◆ **PROBLEMS TO WORK ON**
**a)** From the article on Ghana's mining sector, output the passage that begins at the words "This agreement grants" and stops after the words "breaching contractual obligations.", copied word for word.
**b)** According to the article on Ghana's mining sector, on what date did Parliament ratify the Ewoyaa Lithium Mining Lease?

◆ **EXTRACT**
::::

The Institute of Economic Affairs (IEA) has challenged the prevailing legislative direction of Ghana’s extractive sector, advocating for a transition from the traditional royalty-based regime to service contracts model that ensures 100% state ownership.
In a press briefing in Accra, IEA renewed its call for national ownership of mineral resources such as Gold, Lithium, Bauxite, etc.
This call comes in response to the recent passage of the Minerals and Mining (Royalty) Regulations, 2025, and the simultaneous reduction of the Growth and Sustainability Levy (GSL) from 3% to 1%, which the IEA views as a missed opportunity to assert national sovereignty.
By shifting to service contracts, the IEA argued that the state would move from being a passive collector of meager percentages to a primary owner that hires technical expertise to extract wealth for the direct benefit of the Ghanaian economy.
“Ghana must have full ownership of its natural and mineral resources; and must exercise this ownership right by engaging private sector local and foreign expertise strictly through service contracts that preserve national control and maximize benefits for the country’s industrial transformation.”
Institute of Economic Affairs (IEA)

Expanding on this vision, the Institute expressed profound concern over the Parliamentary ratification of the Ewoyaa Lithium Mining Lease on March 19, 2026.
This agreement grants Barari DV Ltd, a subsidiary of Atlantic Lithium, the right to mine the nation’s strategic lithium reserves for the next 15 years under what the IEA describes as a “colonial system of royalties.”
The IEA contends that while political actors appear to be echoing the concerns of foreign mining interests, the true aspirations of the people anchored in resource sovereignty are being sidelined.
They maintain that the current trend of “cheaply parceling away” resources must stop, especially as existing leases expire, providing a legal window to restructure the sector without breaching contractual obligations.
Breaking the Colonial Royalty Paradigm

The IEA’s rejection of the sliding-scale royalty regime which ranges from 5% to 12% for gold and lithium is rooted in the belief that such structures are inherently inequitable.
In their view, these “outdated, colonial royalty-based paradigms” capture only a fraction of the true value of the mineral wealth.

::::

◆ **DATASET ENTRIES**
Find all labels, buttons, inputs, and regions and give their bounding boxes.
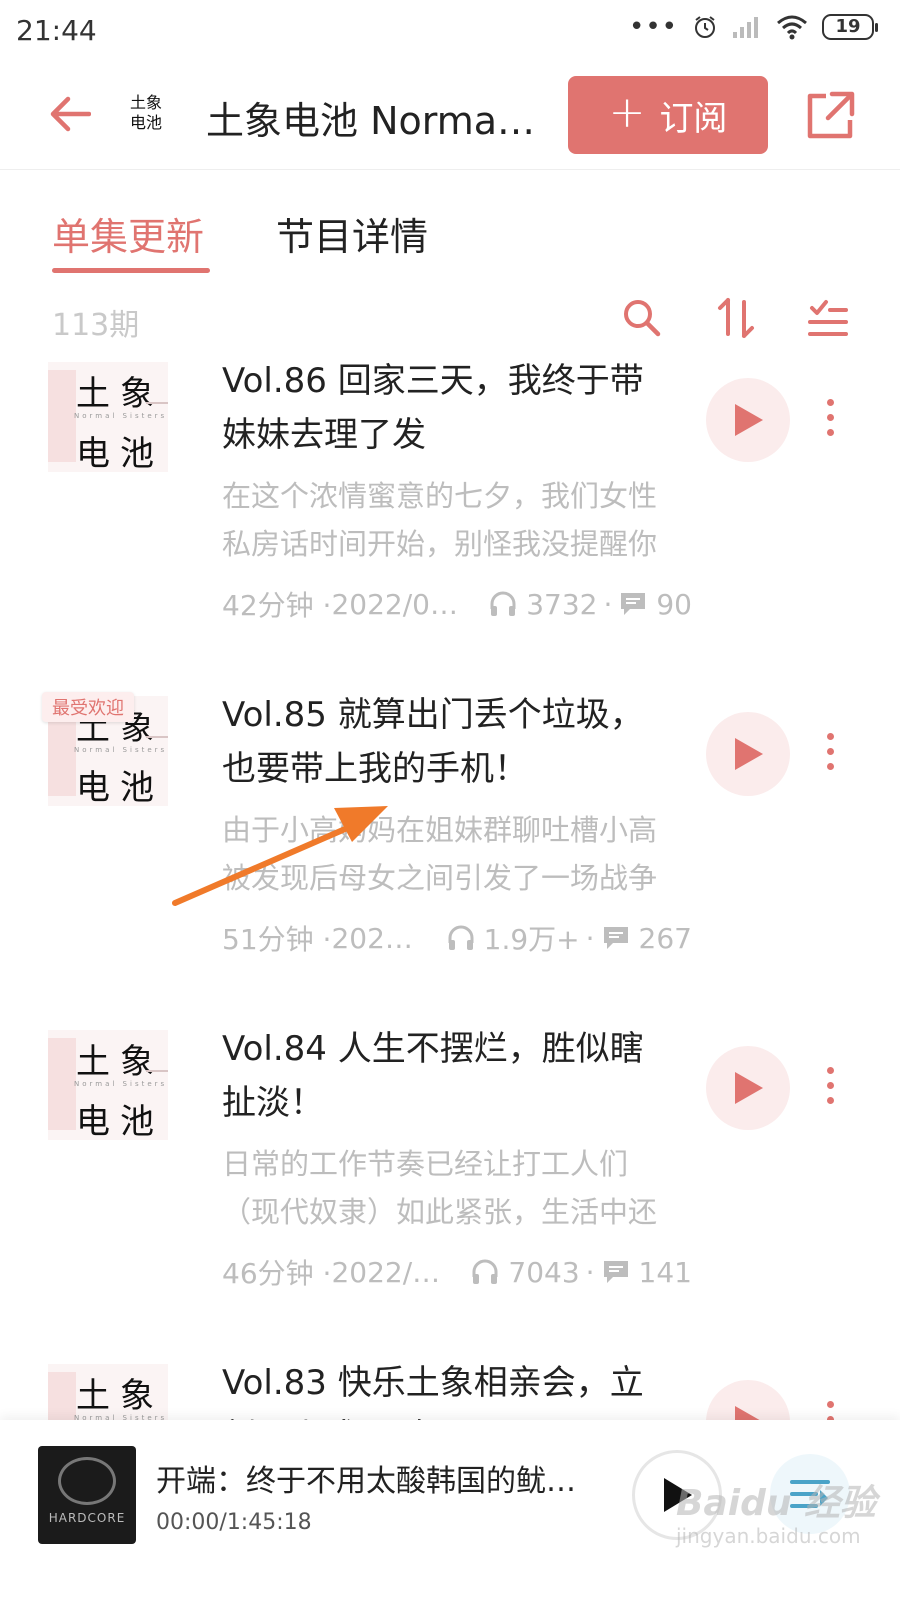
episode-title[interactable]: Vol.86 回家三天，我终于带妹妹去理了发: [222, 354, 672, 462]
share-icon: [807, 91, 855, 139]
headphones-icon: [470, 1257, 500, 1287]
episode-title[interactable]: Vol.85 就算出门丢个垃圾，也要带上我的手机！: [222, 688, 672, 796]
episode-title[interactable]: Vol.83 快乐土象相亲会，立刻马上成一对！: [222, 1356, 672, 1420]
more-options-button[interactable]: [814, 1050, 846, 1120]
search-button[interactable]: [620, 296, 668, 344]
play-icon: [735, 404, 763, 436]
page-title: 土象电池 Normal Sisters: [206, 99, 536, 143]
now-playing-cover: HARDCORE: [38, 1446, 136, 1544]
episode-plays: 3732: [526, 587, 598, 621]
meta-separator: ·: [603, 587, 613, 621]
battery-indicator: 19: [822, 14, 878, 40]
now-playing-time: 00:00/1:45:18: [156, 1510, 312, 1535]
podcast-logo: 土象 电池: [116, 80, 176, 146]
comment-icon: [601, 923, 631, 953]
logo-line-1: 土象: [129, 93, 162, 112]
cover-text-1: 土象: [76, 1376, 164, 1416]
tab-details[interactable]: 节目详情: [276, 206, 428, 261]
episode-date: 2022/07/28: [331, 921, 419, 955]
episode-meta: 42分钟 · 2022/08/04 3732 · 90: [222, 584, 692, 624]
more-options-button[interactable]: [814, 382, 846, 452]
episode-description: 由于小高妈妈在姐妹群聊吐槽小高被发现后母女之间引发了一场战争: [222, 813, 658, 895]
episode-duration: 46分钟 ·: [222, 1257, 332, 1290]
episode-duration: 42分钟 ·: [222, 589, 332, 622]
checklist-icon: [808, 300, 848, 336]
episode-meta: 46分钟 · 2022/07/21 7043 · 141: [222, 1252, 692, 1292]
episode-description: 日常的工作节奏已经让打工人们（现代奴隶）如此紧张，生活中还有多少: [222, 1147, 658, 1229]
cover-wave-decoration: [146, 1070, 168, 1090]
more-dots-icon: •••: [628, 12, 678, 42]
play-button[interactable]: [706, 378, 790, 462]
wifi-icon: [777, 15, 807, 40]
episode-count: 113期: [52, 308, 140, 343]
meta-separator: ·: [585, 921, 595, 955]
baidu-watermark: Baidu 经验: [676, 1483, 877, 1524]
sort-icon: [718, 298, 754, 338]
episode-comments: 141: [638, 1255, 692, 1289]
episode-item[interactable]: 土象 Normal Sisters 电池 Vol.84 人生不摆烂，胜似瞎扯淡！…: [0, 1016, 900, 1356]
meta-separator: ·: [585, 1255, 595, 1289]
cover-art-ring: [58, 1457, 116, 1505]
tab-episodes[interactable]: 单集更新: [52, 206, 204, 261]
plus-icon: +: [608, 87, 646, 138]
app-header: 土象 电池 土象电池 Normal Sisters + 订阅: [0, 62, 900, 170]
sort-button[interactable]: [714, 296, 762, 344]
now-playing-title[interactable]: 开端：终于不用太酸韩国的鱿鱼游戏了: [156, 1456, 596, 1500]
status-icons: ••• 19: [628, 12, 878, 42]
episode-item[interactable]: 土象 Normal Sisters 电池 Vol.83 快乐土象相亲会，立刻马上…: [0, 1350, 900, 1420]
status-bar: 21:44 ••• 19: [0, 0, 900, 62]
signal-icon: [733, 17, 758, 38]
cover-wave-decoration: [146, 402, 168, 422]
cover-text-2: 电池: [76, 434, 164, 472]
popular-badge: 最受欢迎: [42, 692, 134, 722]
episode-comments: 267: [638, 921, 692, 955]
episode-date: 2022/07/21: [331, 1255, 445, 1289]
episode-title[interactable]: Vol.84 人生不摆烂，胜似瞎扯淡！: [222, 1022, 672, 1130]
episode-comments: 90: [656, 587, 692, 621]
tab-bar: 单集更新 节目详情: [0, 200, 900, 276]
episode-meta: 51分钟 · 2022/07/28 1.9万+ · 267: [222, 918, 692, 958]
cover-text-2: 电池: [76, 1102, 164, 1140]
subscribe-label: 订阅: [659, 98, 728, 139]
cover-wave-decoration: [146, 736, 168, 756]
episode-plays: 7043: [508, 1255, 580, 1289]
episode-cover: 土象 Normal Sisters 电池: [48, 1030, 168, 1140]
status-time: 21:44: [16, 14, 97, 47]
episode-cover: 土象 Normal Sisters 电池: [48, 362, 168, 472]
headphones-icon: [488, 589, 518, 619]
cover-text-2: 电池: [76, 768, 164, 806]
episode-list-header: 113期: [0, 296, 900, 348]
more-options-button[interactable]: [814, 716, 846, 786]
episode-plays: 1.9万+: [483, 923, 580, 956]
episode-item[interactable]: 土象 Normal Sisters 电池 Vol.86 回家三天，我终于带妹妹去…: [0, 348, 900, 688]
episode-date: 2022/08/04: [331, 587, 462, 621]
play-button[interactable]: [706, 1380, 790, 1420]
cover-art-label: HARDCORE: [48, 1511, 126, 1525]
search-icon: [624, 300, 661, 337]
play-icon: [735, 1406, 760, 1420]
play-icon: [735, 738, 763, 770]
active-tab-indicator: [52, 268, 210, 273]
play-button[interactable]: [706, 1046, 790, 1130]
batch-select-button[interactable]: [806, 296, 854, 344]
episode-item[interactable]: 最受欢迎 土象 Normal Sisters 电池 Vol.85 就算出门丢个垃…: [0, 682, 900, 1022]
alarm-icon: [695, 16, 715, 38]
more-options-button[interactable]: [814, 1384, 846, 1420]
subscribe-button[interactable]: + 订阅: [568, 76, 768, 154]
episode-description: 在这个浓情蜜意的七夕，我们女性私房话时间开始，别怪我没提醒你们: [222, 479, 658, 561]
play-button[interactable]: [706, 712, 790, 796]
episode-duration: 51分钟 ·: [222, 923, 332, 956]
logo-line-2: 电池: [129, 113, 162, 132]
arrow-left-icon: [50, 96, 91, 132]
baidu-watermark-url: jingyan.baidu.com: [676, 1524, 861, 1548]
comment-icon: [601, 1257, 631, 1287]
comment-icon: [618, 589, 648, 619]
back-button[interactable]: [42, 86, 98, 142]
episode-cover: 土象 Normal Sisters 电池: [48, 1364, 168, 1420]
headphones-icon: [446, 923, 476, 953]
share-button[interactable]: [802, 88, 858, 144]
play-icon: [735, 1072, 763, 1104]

::::

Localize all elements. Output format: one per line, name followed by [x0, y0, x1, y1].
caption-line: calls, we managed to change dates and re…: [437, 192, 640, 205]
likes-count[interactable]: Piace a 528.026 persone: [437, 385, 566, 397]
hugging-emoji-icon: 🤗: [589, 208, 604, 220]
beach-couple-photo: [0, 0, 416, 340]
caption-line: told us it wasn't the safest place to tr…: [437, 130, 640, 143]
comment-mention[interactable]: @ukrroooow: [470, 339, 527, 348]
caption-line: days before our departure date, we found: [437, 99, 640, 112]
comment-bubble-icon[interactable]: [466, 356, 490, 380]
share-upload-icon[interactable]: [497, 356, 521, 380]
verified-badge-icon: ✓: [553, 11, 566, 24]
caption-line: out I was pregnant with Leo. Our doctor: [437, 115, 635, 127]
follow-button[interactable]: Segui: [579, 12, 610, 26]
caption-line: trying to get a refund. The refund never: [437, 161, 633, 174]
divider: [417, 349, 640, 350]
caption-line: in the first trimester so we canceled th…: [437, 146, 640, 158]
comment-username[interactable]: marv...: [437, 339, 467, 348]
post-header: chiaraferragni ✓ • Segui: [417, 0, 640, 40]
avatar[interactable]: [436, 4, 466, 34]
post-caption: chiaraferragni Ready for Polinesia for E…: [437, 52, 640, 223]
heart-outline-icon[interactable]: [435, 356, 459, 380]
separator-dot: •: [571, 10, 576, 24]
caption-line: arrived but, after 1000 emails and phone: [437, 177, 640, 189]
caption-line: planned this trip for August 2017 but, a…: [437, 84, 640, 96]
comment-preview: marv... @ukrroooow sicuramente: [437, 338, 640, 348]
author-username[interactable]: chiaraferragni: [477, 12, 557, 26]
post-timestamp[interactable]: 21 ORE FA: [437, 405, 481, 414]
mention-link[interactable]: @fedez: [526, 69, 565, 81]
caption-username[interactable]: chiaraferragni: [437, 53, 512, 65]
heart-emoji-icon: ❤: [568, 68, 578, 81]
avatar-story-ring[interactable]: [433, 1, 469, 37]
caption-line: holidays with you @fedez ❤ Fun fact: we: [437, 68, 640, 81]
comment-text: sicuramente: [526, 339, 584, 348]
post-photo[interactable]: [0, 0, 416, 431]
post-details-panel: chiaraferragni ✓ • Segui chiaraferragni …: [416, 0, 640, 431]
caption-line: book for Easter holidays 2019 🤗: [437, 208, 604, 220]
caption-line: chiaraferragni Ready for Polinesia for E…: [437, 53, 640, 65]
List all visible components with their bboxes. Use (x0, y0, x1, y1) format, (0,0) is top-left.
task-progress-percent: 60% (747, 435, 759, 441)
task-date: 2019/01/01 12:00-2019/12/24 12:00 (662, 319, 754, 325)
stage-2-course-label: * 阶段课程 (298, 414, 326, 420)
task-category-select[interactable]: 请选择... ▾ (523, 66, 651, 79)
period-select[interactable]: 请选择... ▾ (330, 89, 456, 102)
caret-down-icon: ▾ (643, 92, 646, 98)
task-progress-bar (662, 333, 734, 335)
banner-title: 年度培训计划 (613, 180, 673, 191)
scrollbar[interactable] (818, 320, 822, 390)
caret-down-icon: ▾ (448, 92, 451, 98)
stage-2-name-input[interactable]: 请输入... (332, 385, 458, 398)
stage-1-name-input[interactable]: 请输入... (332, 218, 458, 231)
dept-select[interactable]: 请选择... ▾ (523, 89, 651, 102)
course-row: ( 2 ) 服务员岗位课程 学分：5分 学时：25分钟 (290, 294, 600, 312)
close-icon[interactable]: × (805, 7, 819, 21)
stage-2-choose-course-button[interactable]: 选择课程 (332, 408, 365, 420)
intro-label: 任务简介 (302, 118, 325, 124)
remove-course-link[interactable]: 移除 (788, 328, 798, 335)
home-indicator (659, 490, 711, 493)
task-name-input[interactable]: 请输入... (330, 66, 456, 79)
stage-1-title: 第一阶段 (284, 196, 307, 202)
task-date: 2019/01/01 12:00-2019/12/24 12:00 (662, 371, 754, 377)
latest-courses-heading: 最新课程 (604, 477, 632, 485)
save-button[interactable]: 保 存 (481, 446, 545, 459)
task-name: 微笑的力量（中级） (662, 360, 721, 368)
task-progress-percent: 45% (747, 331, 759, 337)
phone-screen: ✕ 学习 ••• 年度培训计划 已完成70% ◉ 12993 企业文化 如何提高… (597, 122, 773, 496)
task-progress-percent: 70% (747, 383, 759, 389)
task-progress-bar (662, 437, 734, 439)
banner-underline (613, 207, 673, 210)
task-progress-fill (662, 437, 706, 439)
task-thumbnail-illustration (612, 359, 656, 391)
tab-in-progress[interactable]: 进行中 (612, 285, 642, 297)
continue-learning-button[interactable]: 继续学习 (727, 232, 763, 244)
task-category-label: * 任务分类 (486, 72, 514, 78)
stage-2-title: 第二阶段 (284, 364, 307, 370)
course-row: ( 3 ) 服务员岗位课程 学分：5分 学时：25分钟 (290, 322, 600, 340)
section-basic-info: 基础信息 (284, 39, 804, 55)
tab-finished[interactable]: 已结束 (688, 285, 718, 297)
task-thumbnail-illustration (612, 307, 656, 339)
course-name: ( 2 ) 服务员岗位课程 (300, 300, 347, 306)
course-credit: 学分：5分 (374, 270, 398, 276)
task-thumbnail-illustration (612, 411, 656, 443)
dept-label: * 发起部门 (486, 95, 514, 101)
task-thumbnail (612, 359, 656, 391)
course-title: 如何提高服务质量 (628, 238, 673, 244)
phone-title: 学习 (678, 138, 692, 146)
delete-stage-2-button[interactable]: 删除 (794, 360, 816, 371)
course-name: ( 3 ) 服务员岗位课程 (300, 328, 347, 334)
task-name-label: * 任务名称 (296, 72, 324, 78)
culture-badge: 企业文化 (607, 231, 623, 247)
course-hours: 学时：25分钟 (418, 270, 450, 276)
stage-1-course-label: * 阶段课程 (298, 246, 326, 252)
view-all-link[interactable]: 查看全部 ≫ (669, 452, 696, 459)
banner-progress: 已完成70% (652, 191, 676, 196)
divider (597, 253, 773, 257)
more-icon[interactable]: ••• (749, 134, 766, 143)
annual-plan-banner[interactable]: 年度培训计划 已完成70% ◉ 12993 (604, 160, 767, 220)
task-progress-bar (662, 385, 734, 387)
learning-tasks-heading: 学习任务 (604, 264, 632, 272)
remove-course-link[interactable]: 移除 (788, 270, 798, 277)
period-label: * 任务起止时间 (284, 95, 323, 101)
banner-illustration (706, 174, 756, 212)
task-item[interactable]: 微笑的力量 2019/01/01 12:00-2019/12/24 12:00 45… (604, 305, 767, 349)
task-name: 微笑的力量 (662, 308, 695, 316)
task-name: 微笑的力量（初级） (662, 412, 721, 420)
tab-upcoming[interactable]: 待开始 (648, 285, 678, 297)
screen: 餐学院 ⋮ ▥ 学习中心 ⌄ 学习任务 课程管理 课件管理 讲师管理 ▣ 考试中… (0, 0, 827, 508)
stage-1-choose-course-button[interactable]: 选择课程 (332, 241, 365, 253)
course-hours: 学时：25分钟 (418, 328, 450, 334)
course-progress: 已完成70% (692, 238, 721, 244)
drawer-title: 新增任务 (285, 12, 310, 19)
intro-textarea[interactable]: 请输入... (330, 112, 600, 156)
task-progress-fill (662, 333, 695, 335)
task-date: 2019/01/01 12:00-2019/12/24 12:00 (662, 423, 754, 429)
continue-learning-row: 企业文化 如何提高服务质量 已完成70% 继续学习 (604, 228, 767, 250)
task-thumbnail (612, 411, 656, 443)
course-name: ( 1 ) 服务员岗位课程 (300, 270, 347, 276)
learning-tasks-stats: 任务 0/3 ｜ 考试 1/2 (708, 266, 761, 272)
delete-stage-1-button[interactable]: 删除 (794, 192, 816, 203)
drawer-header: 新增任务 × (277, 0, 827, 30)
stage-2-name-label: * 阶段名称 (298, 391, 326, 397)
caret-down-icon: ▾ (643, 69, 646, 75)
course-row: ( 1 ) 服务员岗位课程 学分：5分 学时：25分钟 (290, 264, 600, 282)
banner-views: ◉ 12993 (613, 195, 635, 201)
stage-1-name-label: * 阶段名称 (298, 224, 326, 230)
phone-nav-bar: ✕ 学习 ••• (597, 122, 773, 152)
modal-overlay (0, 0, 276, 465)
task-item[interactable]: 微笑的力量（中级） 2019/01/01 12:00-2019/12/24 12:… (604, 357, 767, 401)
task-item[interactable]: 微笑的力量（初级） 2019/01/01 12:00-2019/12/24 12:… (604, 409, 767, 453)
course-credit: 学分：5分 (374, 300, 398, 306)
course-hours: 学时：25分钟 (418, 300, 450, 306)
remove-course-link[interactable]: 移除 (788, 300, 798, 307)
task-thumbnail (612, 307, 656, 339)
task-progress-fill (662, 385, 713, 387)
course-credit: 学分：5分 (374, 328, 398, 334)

::::

◆ **SOLUTIONS BY TASK**
**a)**
This agreement grants Barari DV Ltd, a subsidiary of Atlantic Lithium, the right to mine the nation’s strategic lithium reserves for the next 15 years under what the IEA describes as a “colonial system of royalties.”
The IEA contends that while political actors appear to be echoing the concerns of foreign mining interests, the true aspirations of the people anchored in resource sovereignty are being sidelined.
They maintain that the current trend of “cheaply parceling away” resources must stop, especially as existing leases expire, providing a legal window to restructure the sector without breaching contractual obligations.

**b)** March 19, 2026.